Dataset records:
□ □ □ □

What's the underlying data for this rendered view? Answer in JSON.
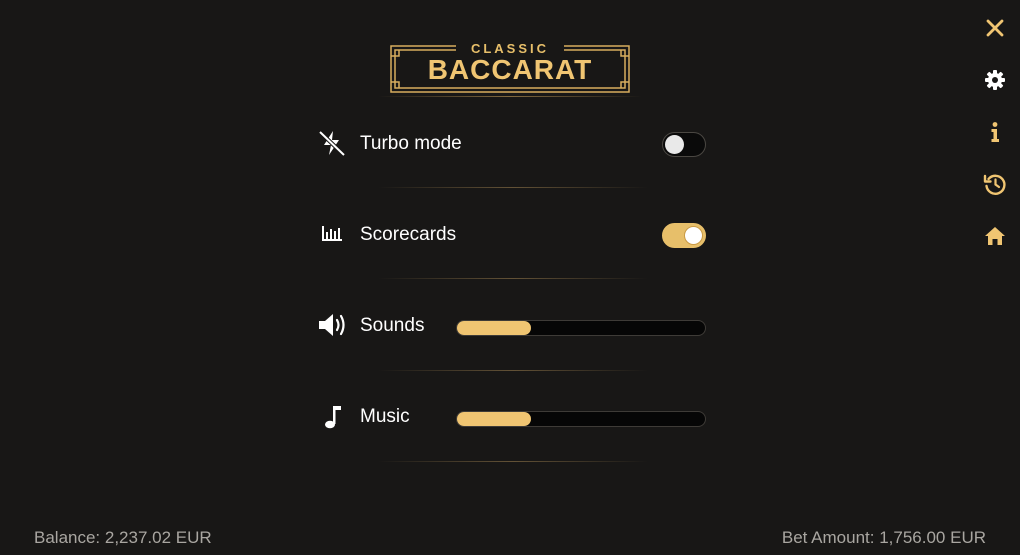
{
  "logo": {
    "small_text": "CLASSIC",
    "big_text": "BACCARAT"
  },
  "settings": {
    "turbo": {
      "label": "Turbo mode",
      "icon": "turbo-off-icon",
      "enabled": false
    },
    "scorecards": {
      "label": "Scorecards",
      "icon": "bar-chart-icon",
      "enabled": true
    },
    "sounds": {
      "label": "Sounds",
      "icon": "speaker-icon",
      "level": 0.3
    },
    "music": {
      "label": "Music",
      "icon": "music-note-icon",
      "level": 0.3
    }
  },
  "side_menu": [
    "close-icon",
    "gear-icon",
    "info-icon",
    "history-icon",
    "home-icon"
  ],
  "footer": {
    "balance": "Balance: 2,237.02 EUR",
    "bet_amount": "Bet Amount: 1,756.00 EUR"
  },
  "colors": {
    "accent": "#f0c572",
    "background": "#181716",
    "footer_text": "#a9a6a1"
  }
}
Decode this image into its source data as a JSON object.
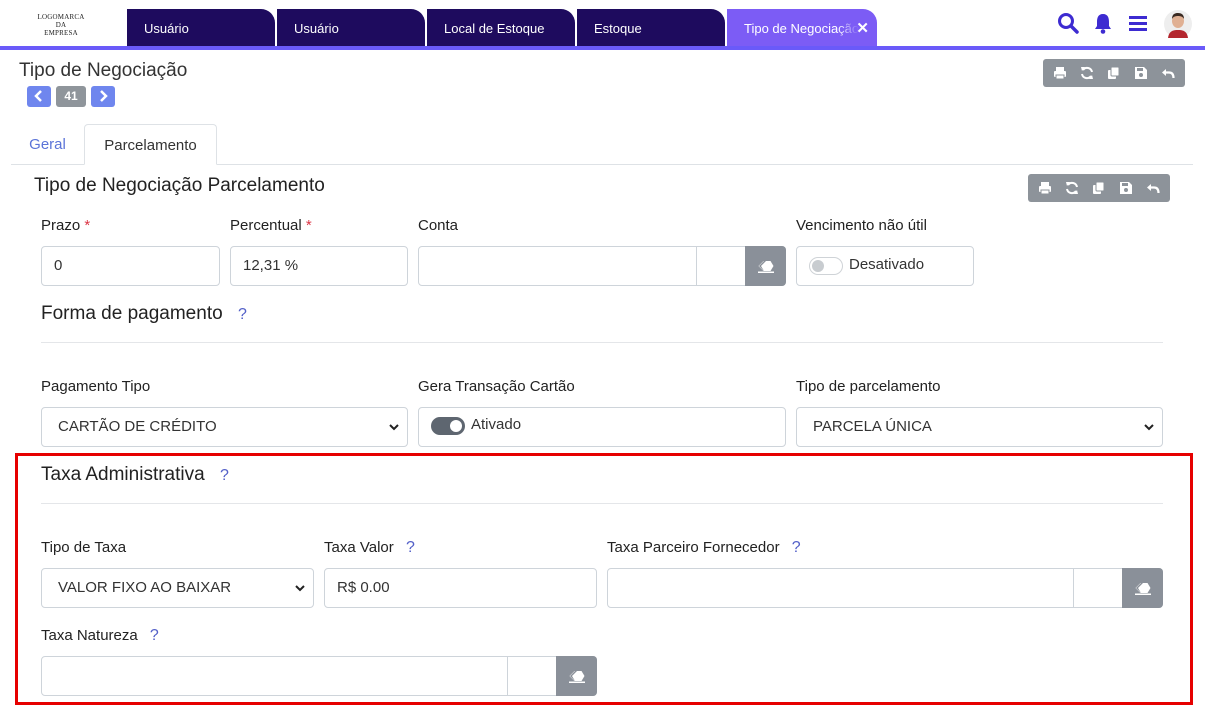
{
  "header": {
    "logo_lines": [
      "LOGOMARCA",
      "DA",
      "EMPRESA"
    ],
    "tabs": [
      {
        "label": "Usuário"
      },
      {
        "label": "Usuário"
      },
      {
        "label": "Local de Estoque"
      },
      {
        "label": "Estoque"
      },
      {
        "label": "Tipo de Negociação",
        "active": true
      }
    ],
    "icons": [
      "search-icon",
      "bell-icon",
      "menu-icon",
      "avatar"
    ]
  },
  "page": {
    "title": "Tipo de Negociação",
    "record_number": "41",
    "toolbar_icons": [
      "print-icon",
      "refresh-icon",
      "copy-icon",
      "save-icon",
      "undo-icon"
    ]
  },
  "subtabs": {
    "geral": "Geral",
    "parcelamento": "Parcelamento"
  },
  "section": {
    "title": "Tipo de Negociação Parcelamento"
  },
  "fields": {
    "prazo": {
      "label": "Prazo",
      "required_mark": "*",
      "value": "0"
    },
    "percentual": {
      "label": "Percentual",
      "required_mark": "*",
      "value": "12,31 %"
    },
    "conta": {
      "label": "Conta",
      "value": ""
    },
    "vencimento": {
      "label": "Vencimento não útil",
      "state": "Desativado"
    }
  },
  "forma_pagamento": {
    "title": "Forma de pagamento",
    "help": "?",
    "pagamento_tipo": {
      "label": "Pagamento Tipo",
      "value": "CARTÃO DE CRÉDITO"
    },
    "gera_transacao": {
      "label": "Gera Transação Cartão",
      "state": "Ativado"
    },
    "tipo_parcelamento": {
      "label": "Tipo de parcelamento",
      "value": "PARCELA ÚNICA"
    }
  },
  "taxa_administrativa": {
    "title": "Taxa Administrativa",
    "help": "?",
    "tipo_taxa": {
      "label": "Tipo de Taxa",
      "value": "VALOR FIXO AO BAIXAR"
    },
    "taxa_valor": {
      "label": "Taxa Valor",
      "help": "?",
      "value": "R$ 0.00"
    },
    "taxa_parceiro": {
      "label": "Taxa Parceiro Fornecedor",
      "help": "?",
      "value": ""
    },
    "taxa_natureza": {
      "label": "Taxa Natureza",
      "help": "?",
      "value": ""
    }
  },
  "colors": {
    "primary": "#1e0b5e",
    "accent": "#7c5cf5",
    "toolbar": "#8d939a",
    "highlight": "#e60000"
  }
}
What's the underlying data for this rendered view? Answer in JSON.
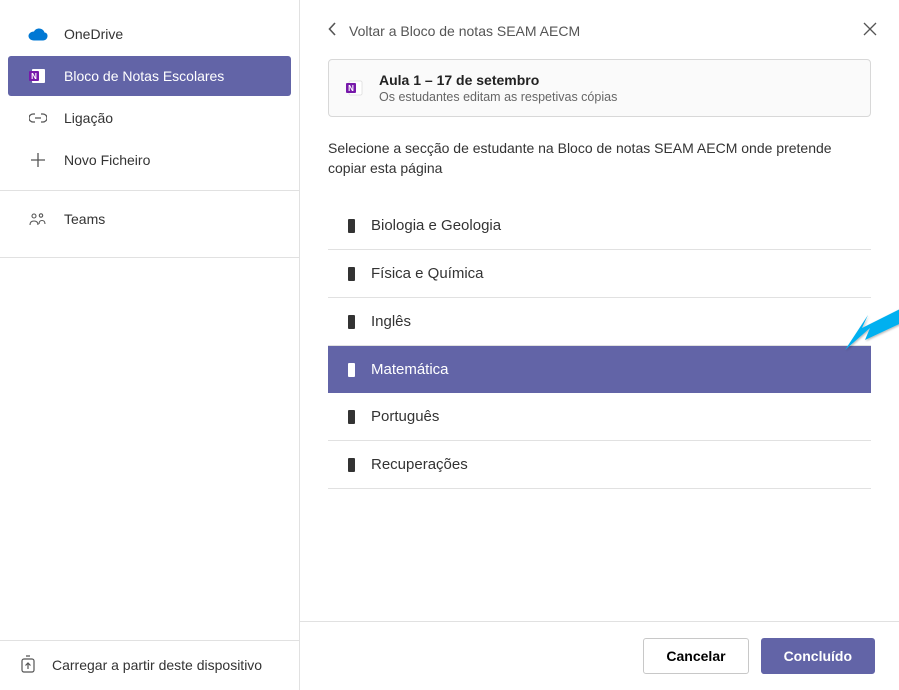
{
  "sidebar": {
    "items": [
      {
        "label": "OneDrive",
        "icon": "onedrive"
      },
      {
        "label": "Bloco de Notas Escolares",
        "icon": "onenote",
        "selected": true
      },
      {
        "label": "Ligação",
        "icon": "link"
      },
      {
        "label": "Novo Ficheiro",
        "icon": "plus"
      }
    ],
    "teams_label": "Teams",
    "footer_label": "Carregar a partir deste dispositivo"
  },
  "header": {
    "back_label": "Voltar a Bloco de notas SEAM AECM"
  },
  "card": {
    "title": "Aula 1 – 17 de setembro",
    "subtitle": "Os estudantes editam as respetivas cópias"
  },
  "instruction": "Selecione a secção de estudante na Bloco de notas SEAM AECM onde pretende copiar esta página",
  "sections": [
    {
      "label": "Biologia e Geologia"
    },
    {
      "label": "Física e Química"
    },
    {
      "label": "Inglês"
    },
    {
      "label": "Matemática",
      "selected": true
    },
    {
      "label": "Português"
    },
    {
      "label": "Recuperações"
    }
  ],
  "buttons": {
    "cancel": "Cancelar",
    "done": "Concluído"
  }
}
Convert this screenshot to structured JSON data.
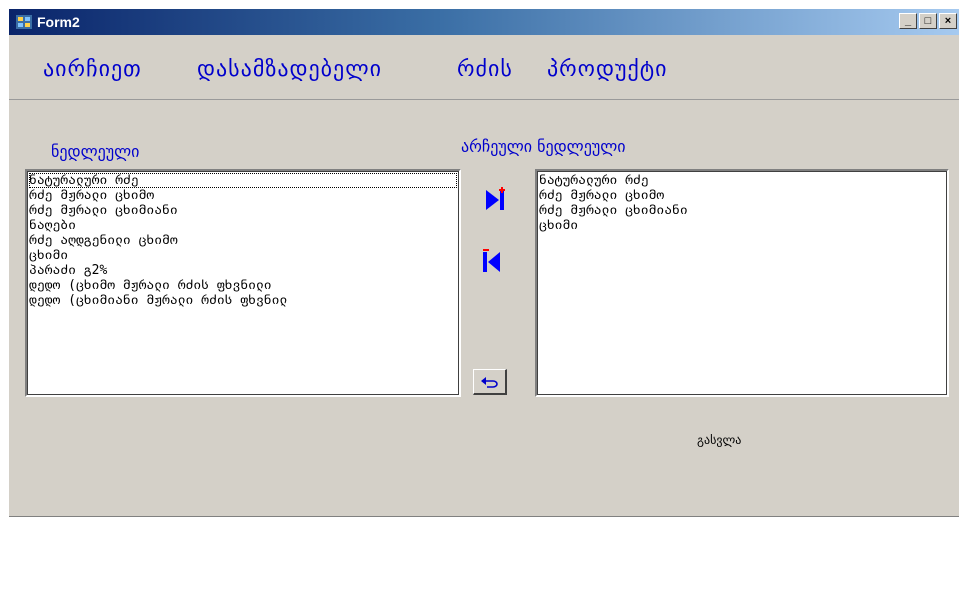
{
  "window": {
    "title": "Form2",
    "buttons": {
      "minimize": "_",
      "maximize": "□",
      "close": "×"
    }
  },
  "menu": {
    "items": [
      {
        "label": "აირჩიეთ"
      },
      {
        "label": "დასამზადებელი"
      },
      {
        "label": "რძის"
      },
      {
        "label": "პროდუქტი"
      }
    ]
  },
  "left_panel": {
    "label": "ნედლეული",
    "items": [
      "ნატურალური რძე",
      "რძე მჟრალი ცხიმო",
      "რძე მჟრალი ცხიმიანი",
      "ნაღები",
      "რძე აღდგენილი ცხიმო",
      "ცხიმი",
      "პარაძი გ2%",
      "დედო (ცხიმო მჟრალი რძის ფხვნილი",
      "დედო (ცხიმიანი მჟრალი რძის ფხვნილ"
    ]
  },
  "right_panel": {
    "label": "არჩეული ნედლეული",
    "items": [
      "ნატურალური რძე",
      "რძე მჟრალი ცხიმო",
      "რძე მჟრალი ცხიმიანი",
      "ცხიმი"
    ]
  },
  "controls": {
    "exit_label": "გასვლა"
  },
  "icons": {
    "app": "app-icon",
    "add": "move-right-icon",
    "remove": "move-left-icon",
    "undo": "undo-icon"
  },
  "colors": {
    "menu_text": "#0000cc",
    "window_bg": "#d4d0c8",
    "titlebar_start": "#0a246a",
    "titlebar_end": "#a6caf0",
    "icon_blue": "#0000ff",
    "icon_red": "#ff0000"
  }
}
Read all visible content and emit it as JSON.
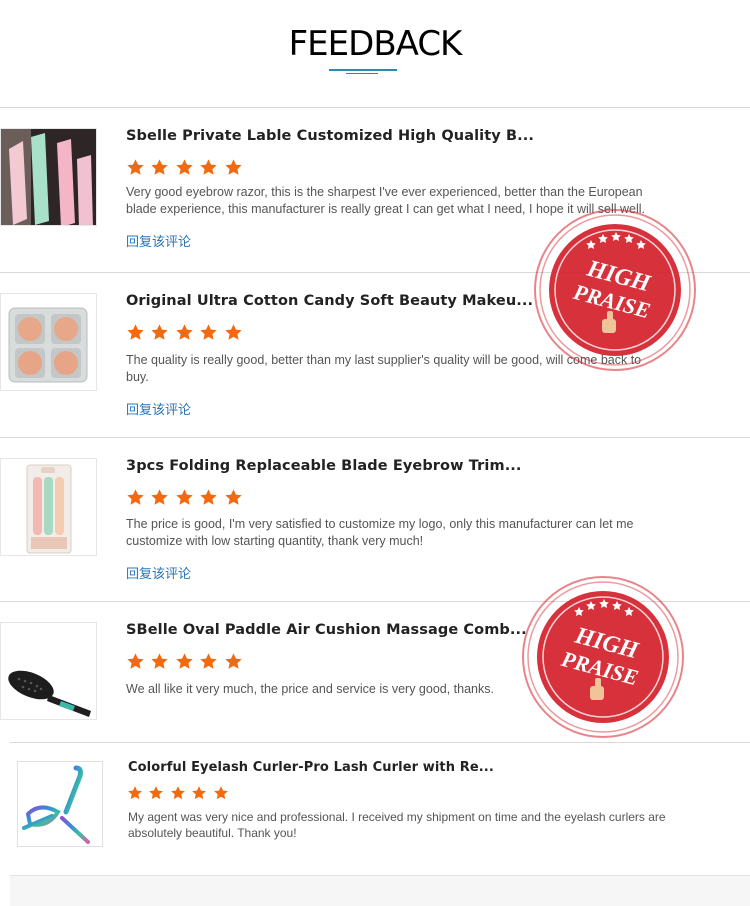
{
  "header": {
    "title": "FEEDBACK"
  },
  "reviews": [
    {
      "product_title": "Sbelle Private Lable Customized High Quality B...",
      "rating": 5,
      "comment": "Very good eyebrow razor, this is the sharpest I've ever experienced, better than the European blade experience, this manufacturer is really great I can get what I need, I hope it will sell well.",
      "reply_label": "回复该评论"
    },
    {
      "product_title": "Original Ultra Cotton Candy Soft Beauty Makeu...",
      "rating": 5,
      "comment": "The quality is really good, better than my last supplier's quality will be good, will come back to buy.",
      "reply_label": "回复该评论"
    },
    {
      "product_title": "3pcs Folding Replaceable Blade Eyebrow Trim...",
      "rating": 5,
      "comment": "The price is good, I'm very satisfied to customize my logo, only this manufacturer can let me customize with low starting quantity, thank very much!",
      "reply_label": "回复该评论"
    },
    {
      "product_title": "SBelle Oval Paddle Air Cushion Massage Comb...",
      "rating": 5,
      "comment": "We all like it very much, the price and service is very good, thanks."
    },
    {
      "product_title": "Colorful Eyelash Curler-Pro Lash Curler with Re...",
      "rating": 5,
      "comment": "My agent was very nice and professional. I received my shipment on time and the eyelash curlers are absolutely beautiful. Thank you!"
    }
  ],
  "stamps": [
    {
      "line1": "HIGH",
      "line2": "PRAISE"
    },
    {
      "line1": "HIGH",
      "line2": "PRAISE"
    }
  ],
  "colors": {
    "star": "#f26a0f",
    "link": "#2a75b8",
    "stamp": "#d4202a"
  }
}
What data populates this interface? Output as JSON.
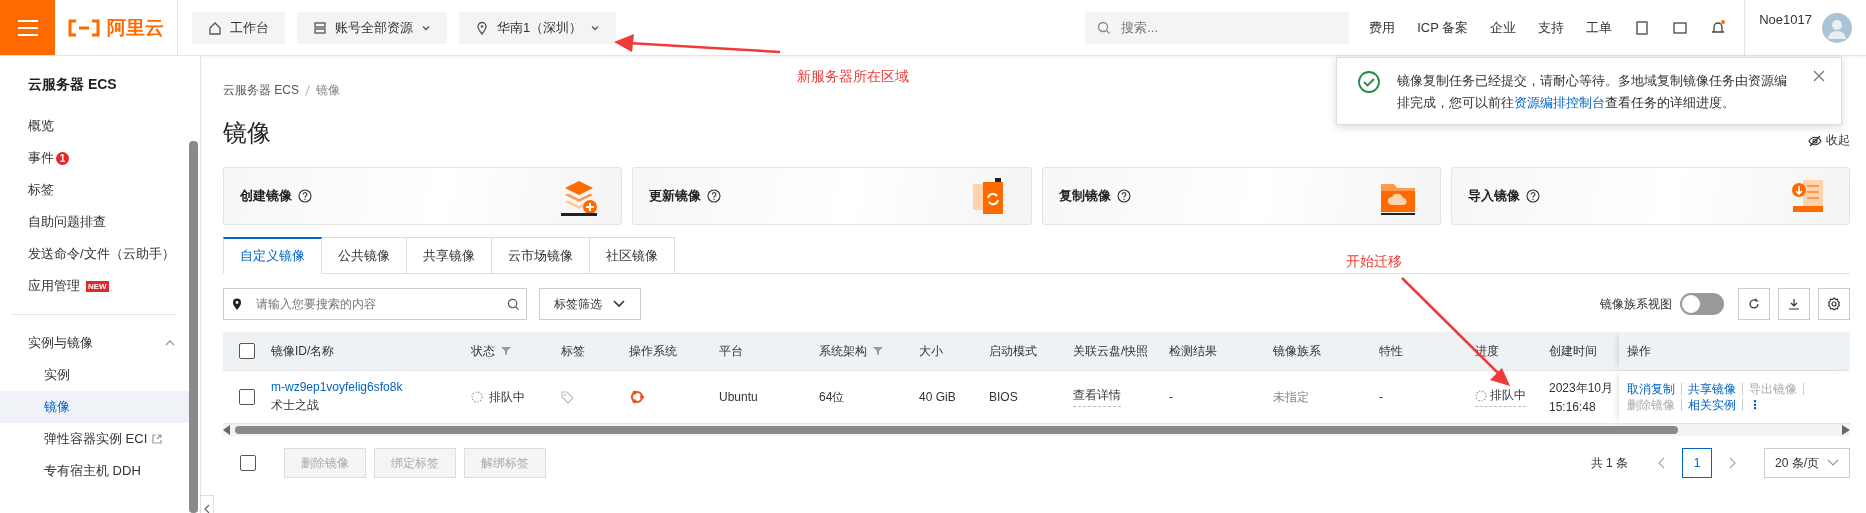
{
  "topbar": {
    "logo": "阿里云",
    "nav_buttons": [
      {
        "kind": "home",
        "label": "工作台",
        "dropdown": false
      },
      {
        "kind": "server",
        "label": "账号全部资源",
        "dropdown": true
      },
      {
        "kind": "pin",
        "label": "华南1（深圳）",
        "dropdown": true
      }
    ],
    "search": {
      "placeholder": "搜索..."
    },
    "links": [
      "费用",
      "ICP 备案",
      "企业",
      "支持",
      "工单"
    ],
    "user": "Noe1017"
  },
  "annotations": [
    {
      "text": "新服务器所在区域"
    },
    {
      "text": "开始迁移"
    }
  ],
  "toast": {
    "before": "镜像复制任务已经提交，请耐心等待。多地域复制镜像任务由资源编排完成，您可以前往",
    "link": "资源编排控制台",
    "after": "查看任务的详细进度。"
  },
  "sidebar": {
    "title": "云服务器 ECS",
    "items": [
      {
        "label": "概览"
      },
      {
        "label": "事件",
        "badge": "1"
      },
      {
        "label": "标签"
      },
      {
        "label": "自助问题排查"
      },
      {
        "label": "发送命令/文件（云助手）"
      },
      {
        "label": "应用管理",
        "tag": "NEW"
      }
    ],
    "groups": [
      {
        "label": "实例与镜像",
        "expanded": true,
        "children": [
          {
            "label": "实例",
            "selected": false,
            "external": false
          },
          {
            "label": "镜像",
            "selected": true,
            "external": false
          },
          {
            "label": "弹性容器实例 ECI",
            "selected": false,
            "external": true
          },
          {
            "label": "专有宿主机 DDH",
            "selected": false,
            "external": false
          }
        ]
      }
    ]
  },
  "breadcrumb": [
    "云服务器 ECS",
    "镜像"
  ],
  "page_title": "镜像",
  "collapse_label": "收起",
  "cards": [
    {
      "kind": "create",
      "label": "创建镜像"
    },
    {
      "kind": "update",
      "label": "更新镜像"
    },
    {
      "kind": "copy",
      "label": "复制镜像"
    },
    {
      "kind": "import",
      "label": "导入镜像"
    }
  ],
  "tabs": [
    {
      "label": "自定义镜像",
      "selected": true
    },
    {
      "label": "公共镜像",
      "selected": false
    },
    {
      "label": "共享镜像",
      "selected": false
    },
    {
      "label": "云市场镜像",
      "selected": false
    },
    {
      "label": "社区镜像",
      "selected": false
    }
  ],
  "toolbar": {
    "search": {
      "placeholder": "请输入您要搜索的内容"
    },
    "tag_filter": "标签筛选",
    "family_view": {
      "label": "镜像族系视图",
      "on": false
    }
  },
  "table": {
    "header_checked": false,
    "columns": [
      {
        "label": "镜像ID/名称",
        "filter": false
      },
      {
        "label": "状态",
        "filter": true
      },
      {
        "label": "标签",
        "filter": false
      },
      {
        "label": "操作系统",
        "filter": false
      },
      {
        "label": "平台",
        "filter": false
      },
      {
        "label": "系统架构",
        "filter": true
      },
      {
        "label": "大小",
        "filter": false
      },
      {
        "label": "启动模式",
        "filter": false
      },
      {
        "label": "关联云盘/快照",
        "filter": false
      },
      {
        "label": "检测结果",
        "filter": false
      },
      {
        "label": "镜像族系",
        "filter": false
      },
      {
        "label": "特性",
        "filter": false
      },
      {
        "label": "进度",
        "filter": false
      },
      {
        "label": "创建时间",
        "filter": false
      },
      {
        "label": "操作",
        "filter": false
      }
    ],
    "rows": [
      {
        "checked": false,
        "id": "m-wz9ep1voyfelig6sfo8k",
        "name": "术士之战",
        "status": "排队中",
        "platform": "Ubuntu",
        "arch": "64位",
        "size": "40 GiB",
        "boot": "BIOS",
        "disk": "查看详情",
        "check": "-",
        "family": "未指定",
        "feature": "-",
        "progress": "排队中",
        "created_date": "2023年10月",
        "created_time": "15:16:48",
        "actions": [
          {
            "label": "取消复制",
            "disabled": false
          },
          {
            "label": "共享镜像",
            "disabled": false
          },
          {
            "label": "导出镜像",
            "disabled": true
          },
          {
            "label": "删除镜像",
            "disabled": true
          },
          {
            "label": "相关实例",
            "disabled": false
          },
          {
            "label": "⋮",
            "disabled": false
          }
        ]
      }
    ]
  },
  "footer": {
    "checked": false,
    "buttons": [
      {
        "label": "删除镜像",
        "disabled": true
      },
      {
        "label": "绑定标签",
        "disabled": true
      },
      {
        "label": "解绑标签",
        "disabled": true
      }
    ]
  },
  "pagination": {
    "total": "共 1 条",
    "pages": [
      {
        "label": "1",
        "selected": true
      }
    ],
    "page_size": "20 条/页"
  }
}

□ □ □ □

_OBJECTIVE:_
Determine how many lines of the material include the string "Negociação". Output only that count.

_WRITTEN REPLY:_
3